**What you should do**
The records below must be retyped exactly.
— Begin Materials provided —
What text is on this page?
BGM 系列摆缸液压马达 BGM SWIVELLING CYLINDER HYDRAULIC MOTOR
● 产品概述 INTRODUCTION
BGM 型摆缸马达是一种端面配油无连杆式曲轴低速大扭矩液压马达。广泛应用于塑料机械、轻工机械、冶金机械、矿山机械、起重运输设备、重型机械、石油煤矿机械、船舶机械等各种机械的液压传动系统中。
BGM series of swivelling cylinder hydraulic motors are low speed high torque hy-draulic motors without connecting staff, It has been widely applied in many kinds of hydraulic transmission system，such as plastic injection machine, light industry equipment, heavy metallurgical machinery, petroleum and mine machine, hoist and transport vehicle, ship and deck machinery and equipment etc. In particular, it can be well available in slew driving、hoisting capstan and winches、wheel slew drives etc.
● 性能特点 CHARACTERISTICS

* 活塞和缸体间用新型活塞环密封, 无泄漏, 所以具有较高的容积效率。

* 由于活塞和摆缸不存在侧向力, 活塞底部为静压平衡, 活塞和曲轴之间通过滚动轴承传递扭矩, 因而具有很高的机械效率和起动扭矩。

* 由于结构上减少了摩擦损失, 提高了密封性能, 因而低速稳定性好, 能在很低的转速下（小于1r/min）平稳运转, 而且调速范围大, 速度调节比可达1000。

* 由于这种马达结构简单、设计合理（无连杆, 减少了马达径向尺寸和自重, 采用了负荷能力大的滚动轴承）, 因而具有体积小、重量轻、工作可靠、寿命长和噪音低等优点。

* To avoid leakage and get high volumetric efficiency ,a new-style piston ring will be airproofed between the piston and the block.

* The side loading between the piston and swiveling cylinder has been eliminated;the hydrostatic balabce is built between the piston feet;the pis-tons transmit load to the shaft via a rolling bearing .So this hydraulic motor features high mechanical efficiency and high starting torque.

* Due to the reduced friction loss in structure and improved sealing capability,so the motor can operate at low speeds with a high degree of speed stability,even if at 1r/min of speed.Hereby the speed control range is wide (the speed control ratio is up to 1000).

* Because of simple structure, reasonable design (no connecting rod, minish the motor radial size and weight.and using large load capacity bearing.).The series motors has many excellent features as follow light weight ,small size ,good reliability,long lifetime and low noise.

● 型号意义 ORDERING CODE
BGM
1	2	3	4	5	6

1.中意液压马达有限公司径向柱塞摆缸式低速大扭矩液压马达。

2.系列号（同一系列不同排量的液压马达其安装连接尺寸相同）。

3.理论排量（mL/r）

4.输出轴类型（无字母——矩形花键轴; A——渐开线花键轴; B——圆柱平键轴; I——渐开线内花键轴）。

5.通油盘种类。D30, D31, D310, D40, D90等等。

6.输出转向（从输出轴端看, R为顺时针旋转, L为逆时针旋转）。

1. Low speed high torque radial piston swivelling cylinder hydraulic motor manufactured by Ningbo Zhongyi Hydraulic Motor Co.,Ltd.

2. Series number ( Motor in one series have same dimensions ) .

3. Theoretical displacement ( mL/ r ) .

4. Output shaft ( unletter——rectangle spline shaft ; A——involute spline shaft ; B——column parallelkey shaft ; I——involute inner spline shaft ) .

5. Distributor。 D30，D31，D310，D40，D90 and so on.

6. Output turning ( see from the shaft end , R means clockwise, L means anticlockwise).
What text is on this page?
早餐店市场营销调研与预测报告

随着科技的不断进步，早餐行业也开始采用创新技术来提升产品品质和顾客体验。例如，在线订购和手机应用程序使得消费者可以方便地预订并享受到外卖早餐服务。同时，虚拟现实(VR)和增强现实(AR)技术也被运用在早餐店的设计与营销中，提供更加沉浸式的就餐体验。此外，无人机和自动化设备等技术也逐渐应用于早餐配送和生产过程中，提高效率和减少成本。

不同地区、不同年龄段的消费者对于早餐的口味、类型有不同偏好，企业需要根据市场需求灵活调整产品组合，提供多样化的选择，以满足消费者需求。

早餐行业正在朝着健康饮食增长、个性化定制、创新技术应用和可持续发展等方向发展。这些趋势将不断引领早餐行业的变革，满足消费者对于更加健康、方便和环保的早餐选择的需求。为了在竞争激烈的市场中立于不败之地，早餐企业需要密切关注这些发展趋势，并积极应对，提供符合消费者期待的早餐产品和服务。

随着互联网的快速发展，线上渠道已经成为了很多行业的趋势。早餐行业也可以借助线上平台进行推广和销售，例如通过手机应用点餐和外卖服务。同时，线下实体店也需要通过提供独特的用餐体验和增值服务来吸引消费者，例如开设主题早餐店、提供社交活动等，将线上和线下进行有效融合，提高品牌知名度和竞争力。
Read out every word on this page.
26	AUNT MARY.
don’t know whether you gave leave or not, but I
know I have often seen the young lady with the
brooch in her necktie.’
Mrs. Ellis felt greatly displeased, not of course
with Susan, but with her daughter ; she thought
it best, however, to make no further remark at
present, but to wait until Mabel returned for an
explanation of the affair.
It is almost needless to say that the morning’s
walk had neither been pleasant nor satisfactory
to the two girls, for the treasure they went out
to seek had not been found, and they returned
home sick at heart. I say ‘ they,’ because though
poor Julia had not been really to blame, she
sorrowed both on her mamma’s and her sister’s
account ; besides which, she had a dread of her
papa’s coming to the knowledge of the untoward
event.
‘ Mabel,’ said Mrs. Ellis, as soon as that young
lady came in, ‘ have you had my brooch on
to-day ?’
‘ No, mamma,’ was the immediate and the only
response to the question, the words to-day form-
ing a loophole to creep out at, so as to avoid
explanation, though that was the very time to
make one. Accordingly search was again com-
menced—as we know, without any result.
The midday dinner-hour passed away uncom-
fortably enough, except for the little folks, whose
— End Materials provided —
**Worked solution**
What text is on this page?
BGM 系列摆缸液压马达 BGM SWIVELLING CYLINDER HYDRAULIC MOTOR
● 产品概述 INTRODUCTION
BGM 型摆缸马达是一种端面配油无连杆式曲轴低速大扭矩液压马达。广泛应用于塑料机械、轻工机械、冶金机械、矿山机械、起重运输设备、重型机械、石油煤矿机械、船舶机械等各种机械的液压传动系统中。
BGM series of swivelling cylinder hydraulic motors are low speed high torque hy-draulic motors without connecting staff, It has been widely applied in many kinds of hydraulic transmission system，such as plastic injection machine, light industry equipment, heavy metallurgical machinery, petroleum and mine machine, hoist and transport vehicle, ship and deck machinery and equipment etc. In particular, it can be well available in slew driving、hoisting capstan and winches、wheel slew drives etc.
● 性能特点 CHARACTERISTICS

* 活塞和缸体间用新型活塞环密封, 无泄漏, 所以具有较高的容积效率。

* 由于活塞和摆缸不存在侧向力, 活塞底部为静压平衡, 活塞和曲轴之间通过滚动轴承传递扭矩, 因而具有很高的机械效率和起动扭矩。

* 由于结构上减少了摩擦损失, 提高了密封性能, 因而低速稳定性好, 能在很低的转速下（小于1r/min）平稳运转, 而且调速范围大, 速度调节比可达1000。

* 由于这种马达结构简单、设计合理（无连杆, 减少了马达径向尺寸和自重, 采用了负荷能力大的滚动轴承）, 因而具有体积小、重量轻、工作可靠、寿命长和噪音低等优点。

* To avoid leakage and get high volumetric efficiency ,a new-style piston ring will be airproofed between the piston and the block.

* The side loading between the piston and swiveling cylinder has been eliminated;the hydrostatic balabce is built between the piston feet;the pis-tons transmit load to the shaft via a rolling bearing .So this hydraulic motor features high mechanical efficiency and high starting torque.

* Due to the reduced friction loss in structure and improved sealing capability,so the motor can operate at low speeds with a high degree of speed stability,even if at 1r/min of speed.Hereby the speed control range is wide (the speed control ratio is up to 1000).

* Because of simple structure, reasonable design (no connecting rod, minish the motor radial size and weight.and using large load capacity bearing.).The series motors has many excellent features as follow light weight ,small size ,good reliability,long lifetime and low noise.

● 型号意义 ORDERING CODE
BGM
1	2	3	4	5	6

1.中意液压马达有限公司径向柱塞摆缸式低速大扭矩液压马达。

2.系列号（同一系列不同排量的液压马达其安装连接尺寸相同）。

3.理论排量（mL/r）

4.输出轴类型（无字母——矩形花键轴; A——渐开线花键轴; B——圆柱平键轴; I——渐开线内花键轴）。

5.通油盘种类。D30, D31, D310, D40, D90等等。

6.输出转向（从输出轴端看, R为顺时针旋转, L为逆时针旋转）。

1. Low speed high torque radial piston swivelling cylinder hydraulic motor manufactured by Ningbo Zhongyi Hydraulic Motor Co.,Ltd.

2. Series number ( Motor in one series have same dimensions ) .

3. Theoretical displacement ( mL/ r ) .

4. Output shaft ( unletter——rectangle spline shaft ; A——involute spline shaft ; B——column parallelkey shaft ; I——involute inner spline shaft ) .

5. Distributor。 D30，D31，D310，D40，D90 and so on.

6. Output turning ( see from the shaft end , R means clockwise, L means anticlockwise).
What text is on this page?
早餐店市场营销调研与预测报告

随着科技的不断进步，早餐行业也开始采用创新技术来提升产品品质和顾客体验。例如，在线订购和手机应用程序使得消费者可以方便地预订并享受到外卖早餐服务。同时，虚拟现实(VR)和增强现实(AR)技术也被运用在早餐店的设计与营销中，提供更加沉浸式的就餐体验。此外，无人机和自动化设备等技术也逐渐应用于早餐配送和生产过程中，提高效率和减少成本。

不同地区、不同年龄段的消费者对于早餐的口味、类型有不同偏好，企业需要根据市场需求灵活调整产品组合，提供多样化的选择，以满足消费者需求。

早餐行业正在朝着健康饮食增长、个性化定制、创新技术应用和可持续发展等方向发展。这些趋势将不断引领早餐行业的变革，满足消费者对于更加健康、方便和环保的早餐选择的需求。为了在竞争激烈的市场中立于不败之地，早餐企业需要密切关注这些发展趋势，并积极应对，提供符合消费者期待的早餐产品和服务。

随着互联网的快速发展，线上渠道已经成为了很多行业的趋势。早餐行业也可以借助线上平台进行推广和销售，例如通过手机应用点餐和外卖服务。同时，线下实体店也需要通过提供独特的用餐体验和增值服务来吸引消费者，例如开设主题早餐店、提供社交活动等，将线上和线下进行有效融合，提高品牌知名度和竞争力。
Read out every word on this page.
26	AUNT MARY.
don’t know whether you gave leave or not, but I
know I have often seen the young lady with the
brooch in her necktie.’
Mrs. Ellis felt greatly displeased, not of course
with Susan, but with her daughter ; she thought
it best, however, to make no further remark at
present, but to wait until Mabel returned for an
explanation of the affair.
It is almost needless to say that the morning’s
walk had neither been pleasant nor satisfactory
to the two girls, for the treasure they went out
to seek had not been found, and they returned
home sick at heart. I say ‘ they,’ because though
poor Julia had not been really to blame, she
sorrowed both on her mamma’s and her sister’s
account ; besides which, she had a dread of her
papa’s coming to the knowledge of the untoward
event.
‘ Mabel,’ said Mrs. Ellis, as soon as that young
lady came in, ‘ have you had my brooch on
to-day ?’
‘ No, mamma,’ was the immediate and the only
response to the question, the words to-day form-
ing a loophole to creep out at, so as to avoid
explanation, though that was the very time to
make one. Accordingly search was again com-
menced—as we know, without any result.
The midday dinner-hour passed away uncom-
fortably enough, except for the little folks, whose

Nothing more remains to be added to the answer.